Source material>
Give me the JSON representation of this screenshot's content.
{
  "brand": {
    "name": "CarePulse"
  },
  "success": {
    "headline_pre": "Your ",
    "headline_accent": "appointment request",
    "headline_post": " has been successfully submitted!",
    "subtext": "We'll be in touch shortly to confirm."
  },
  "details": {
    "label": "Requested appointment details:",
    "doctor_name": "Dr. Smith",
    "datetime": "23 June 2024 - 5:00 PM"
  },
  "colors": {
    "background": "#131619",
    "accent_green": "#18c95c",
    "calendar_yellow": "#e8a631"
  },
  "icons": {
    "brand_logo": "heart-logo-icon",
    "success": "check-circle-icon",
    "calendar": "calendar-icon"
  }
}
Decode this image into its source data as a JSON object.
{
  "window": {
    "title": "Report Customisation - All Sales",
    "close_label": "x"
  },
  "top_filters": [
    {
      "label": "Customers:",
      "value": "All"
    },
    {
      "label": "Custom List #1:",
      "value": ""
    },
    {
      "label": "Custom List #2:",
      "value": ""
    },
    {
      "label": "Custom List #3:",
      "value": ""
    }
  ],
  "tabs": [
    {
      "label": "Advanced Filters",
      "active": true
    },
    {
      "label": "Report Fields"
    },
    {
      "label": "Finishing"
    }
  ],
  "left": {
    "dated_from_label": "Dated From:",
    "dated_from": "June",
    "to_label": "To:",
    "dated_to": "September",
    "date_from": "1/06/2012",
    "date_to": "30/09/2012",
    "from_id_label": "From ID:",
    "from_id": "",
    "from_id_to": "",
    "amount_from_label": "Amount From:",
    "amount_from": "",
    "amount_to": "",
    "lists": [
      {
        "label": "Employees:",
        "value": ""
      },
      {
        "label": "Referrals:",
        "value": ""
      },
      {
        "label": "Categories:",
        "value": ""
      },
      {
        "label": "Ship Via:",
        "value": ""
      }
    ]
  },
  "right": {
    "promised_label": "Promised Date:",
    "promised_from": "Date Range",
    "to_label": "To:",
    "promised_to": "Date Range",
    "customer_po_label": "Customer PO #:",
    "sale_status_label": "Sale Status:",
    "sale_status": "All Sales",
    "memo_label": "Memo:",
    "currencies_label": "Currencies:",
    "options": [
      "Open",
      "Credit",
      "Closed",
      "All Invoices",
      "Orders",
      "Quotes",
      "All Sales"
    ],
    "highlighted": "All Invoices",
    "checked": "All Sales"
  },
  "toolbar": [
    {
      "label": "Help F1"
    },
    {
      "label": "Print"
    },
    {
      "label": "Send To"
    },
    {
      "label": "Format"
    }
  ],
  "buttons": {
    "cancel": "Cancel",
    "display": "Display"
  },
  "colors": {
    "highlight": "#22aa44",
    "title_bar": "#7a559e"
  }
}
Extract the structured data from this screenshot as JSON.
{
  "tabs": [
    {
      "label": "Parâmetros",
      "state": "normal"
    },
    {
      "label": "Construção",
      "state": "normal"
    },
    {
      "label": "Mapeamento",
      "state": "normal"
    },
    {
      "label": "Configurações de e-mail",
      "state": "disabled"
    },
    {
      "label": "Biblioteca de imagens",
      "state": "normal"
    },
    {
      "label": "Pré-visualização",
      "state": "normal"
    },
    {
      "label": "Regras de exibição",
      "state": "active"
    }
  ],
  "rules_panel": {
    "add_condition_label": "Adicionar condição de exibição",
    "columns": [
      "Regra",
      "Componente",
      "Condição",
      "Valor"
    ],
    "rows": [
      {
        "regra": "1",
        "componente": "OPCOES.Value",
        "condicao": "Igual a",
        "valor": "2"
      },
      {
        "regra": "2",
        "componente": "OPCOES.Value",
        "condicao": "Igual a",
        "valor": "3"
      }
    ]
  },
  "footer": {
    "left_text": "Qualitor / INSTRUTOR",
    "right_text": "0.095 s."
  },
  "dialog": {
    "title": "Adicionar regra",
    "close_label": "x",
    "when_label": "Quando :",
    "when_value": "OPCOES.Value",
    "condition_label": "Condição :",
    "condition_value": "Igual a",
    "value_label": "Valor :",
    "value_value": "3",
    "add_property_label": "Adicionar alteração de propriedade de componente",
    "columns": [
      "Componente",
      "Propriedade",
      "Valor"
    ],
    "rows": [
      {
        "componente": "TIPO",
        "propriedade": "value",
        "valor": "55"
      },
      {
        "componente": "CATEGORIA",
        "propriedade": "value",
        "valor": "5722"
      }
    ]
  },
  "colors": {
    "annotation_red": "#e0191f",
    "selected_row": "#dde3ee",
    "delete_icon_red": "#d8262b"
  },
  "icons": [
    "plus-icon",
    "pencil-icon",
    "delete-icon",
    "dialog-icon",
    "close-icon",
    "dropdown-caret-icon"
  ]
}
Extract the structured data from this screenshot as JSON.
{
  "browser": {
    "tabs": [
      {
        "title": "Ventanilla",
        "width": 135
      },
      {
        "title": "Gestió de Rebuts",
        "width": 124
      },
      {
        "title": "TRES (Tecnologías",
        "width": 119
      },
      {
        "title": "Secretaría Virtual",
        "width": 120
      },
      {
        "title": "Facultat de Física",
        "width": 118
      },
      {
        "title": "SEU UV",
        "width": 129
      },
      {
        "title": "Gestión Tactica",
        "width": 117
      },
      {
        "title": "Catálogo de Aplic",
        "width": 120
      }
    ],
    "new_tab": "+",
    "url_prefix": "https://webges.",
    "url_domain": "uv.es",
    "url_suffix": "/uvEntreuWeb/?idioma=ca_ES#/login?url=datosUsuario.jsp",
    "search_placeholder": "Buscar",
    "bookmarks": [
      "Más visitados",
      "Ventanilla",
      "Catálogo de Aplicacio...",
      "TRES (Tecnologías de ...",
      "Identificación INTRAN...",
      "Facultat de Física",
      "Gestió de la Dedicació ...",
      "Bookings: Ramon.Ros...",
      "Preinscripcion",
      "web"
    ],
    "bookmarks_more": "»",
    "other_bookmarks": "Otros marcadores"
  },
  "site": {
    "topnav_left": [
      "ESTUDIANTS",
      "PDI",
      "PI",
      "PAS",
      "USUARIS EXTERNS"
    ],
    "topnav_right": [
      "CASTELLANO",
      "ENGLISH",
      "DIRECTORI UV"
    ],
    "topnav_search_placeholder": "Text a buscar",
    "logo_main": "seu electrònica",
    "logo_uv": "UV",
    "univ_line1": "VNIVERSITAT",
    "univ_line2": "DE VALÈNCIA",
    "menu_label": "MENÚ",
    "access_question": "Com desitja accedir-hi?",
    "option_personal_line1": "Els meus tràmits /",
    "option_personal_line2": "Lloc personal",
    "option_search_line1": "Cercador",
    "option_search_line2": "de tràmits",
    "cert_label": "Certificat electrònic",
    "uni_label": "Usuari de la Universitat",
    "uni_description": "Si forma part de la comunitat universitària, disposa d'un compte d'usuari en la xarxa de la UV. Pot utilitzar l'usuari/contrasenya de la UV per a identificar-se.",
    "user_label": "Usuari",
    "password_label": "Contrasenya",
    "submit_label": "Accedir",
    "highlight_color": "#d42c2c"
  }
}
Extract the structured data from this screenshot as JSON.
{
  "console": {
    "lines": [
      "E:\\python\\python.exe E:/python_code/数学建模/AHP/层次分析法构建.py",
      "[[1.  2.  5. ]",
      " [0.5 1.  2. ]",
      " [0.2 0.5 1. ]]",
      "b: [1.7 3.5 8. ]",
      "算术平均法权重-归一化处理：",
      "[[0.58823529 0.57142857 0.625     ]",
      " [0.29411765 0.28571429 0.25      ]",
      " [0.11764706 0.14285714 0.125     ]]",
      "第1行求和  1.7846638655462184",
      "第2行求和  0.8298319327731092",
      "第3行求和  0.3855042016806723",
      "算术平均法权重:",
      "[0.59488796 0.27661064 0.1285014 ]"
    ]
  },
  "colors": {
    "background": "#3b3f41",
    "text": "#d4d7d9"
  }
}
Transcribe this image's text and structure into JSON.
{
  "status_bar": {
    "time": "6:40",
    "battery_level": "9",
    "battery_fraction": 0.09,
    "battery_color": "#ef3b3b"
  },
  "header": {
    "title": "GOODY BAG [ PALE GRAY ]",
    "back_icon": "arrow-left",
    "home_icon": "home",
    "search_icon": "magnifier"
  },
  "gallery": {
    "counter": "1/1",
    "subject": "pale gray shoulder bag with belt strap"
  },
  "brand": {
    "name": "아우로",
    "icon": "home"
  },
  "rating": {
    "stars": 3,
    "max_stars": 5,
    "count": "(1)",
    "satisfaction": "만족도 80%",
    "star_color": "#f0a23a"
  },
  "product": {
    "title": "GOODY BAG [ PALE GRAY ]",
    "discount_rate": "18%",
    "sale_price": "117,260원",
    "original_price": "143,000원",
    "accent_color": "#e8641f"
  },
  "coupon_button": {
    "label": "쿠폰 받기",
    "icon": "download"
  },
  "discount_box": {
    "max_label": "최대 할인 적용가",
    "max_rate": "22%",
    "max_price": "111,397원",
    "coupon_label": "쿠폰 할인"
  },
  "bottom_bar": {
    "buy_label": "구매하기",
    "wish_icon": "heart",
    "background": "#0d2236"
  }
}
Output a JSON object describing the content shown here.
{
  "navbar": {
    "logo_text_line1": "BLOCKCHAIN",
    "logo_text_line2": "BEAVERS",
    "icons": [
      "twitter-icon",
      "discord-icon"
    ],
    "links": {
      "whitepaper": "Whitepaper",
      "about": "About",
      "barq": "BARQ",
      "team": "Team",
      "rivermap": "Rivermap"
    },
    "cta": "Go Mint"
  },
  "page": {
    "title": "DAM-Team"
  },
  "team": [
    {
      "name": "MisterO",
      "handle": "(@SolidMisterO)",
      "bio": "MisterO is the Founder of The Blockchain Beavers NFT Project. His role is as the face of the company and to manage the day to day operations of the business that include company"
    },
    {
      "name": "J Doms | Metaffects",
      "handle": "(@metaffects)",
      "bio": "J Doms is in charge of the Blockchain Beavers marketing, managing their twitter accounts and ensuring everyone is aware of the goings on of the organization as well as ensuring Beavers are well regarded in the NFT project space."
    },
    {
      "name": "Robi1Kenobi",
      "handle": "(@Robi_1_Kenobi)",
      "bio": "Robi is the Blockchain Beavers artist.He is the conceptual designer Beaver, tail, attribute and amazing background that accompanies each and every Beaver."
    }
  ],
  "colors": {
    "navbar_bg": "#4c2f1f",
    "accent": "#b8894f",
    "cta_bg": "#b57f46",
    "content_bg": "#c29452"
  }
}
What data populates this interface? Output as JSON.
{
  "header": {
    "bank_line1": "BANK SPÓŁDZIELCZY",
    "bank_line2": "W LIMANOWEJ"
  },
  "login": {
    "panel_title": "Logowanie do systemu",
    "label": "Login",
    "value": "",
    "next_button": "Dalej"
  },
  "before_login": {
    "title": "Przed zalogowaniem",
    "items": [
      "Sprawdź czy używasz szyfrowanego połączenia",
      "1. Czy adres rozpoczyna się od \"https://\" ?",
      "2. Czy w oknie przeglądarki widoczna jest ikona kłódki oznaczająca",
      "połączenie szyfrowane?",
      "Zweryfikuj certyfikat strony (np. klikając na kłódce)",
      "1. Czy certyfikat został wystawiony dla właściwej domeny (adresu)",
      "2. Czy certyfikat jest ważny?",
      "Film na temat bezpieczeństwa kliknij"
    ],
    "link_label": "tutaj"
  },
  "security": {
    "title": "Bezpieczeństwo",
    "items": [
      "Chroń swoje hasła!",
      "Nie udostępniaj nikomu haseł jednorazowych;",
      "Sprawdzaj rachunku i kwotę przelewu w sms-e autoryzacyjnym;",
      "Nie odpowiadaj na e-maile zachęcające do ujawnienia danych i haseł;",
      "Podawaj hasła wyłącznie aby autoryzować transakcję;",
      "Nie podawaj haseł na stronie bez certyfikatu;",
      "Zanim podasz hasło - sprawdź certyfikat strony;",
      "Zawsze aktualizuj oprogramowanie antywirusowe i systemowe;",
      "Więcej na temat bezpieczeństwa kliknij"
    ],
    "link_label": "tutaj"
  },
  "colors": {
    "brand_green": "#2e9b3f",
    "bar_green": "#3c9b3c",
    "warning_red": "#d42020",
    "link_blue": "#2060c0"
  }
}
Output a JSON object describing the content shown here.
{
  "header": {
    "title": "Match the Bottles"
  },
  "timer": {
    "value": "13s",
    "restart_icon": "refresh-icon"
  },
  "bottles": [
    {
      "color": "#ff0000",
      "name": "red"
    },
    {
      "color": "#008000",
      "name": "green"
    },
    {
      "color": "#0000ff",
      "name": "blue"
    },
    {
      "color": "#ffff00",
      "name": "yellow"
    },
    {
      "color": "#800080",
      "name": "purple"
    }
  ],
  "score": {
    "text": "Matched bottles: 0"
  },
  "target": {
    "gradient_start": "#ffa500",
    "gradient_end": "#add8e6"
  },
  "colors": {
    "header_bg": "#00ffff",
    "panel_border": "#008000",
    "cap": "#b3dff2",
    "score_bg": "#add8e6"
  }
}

Exercise details> Which lines hold the word "appointment"? Show each one.

Solution below>
    "headline_accent": "appointment request",
    "label": "Requested appointment details:",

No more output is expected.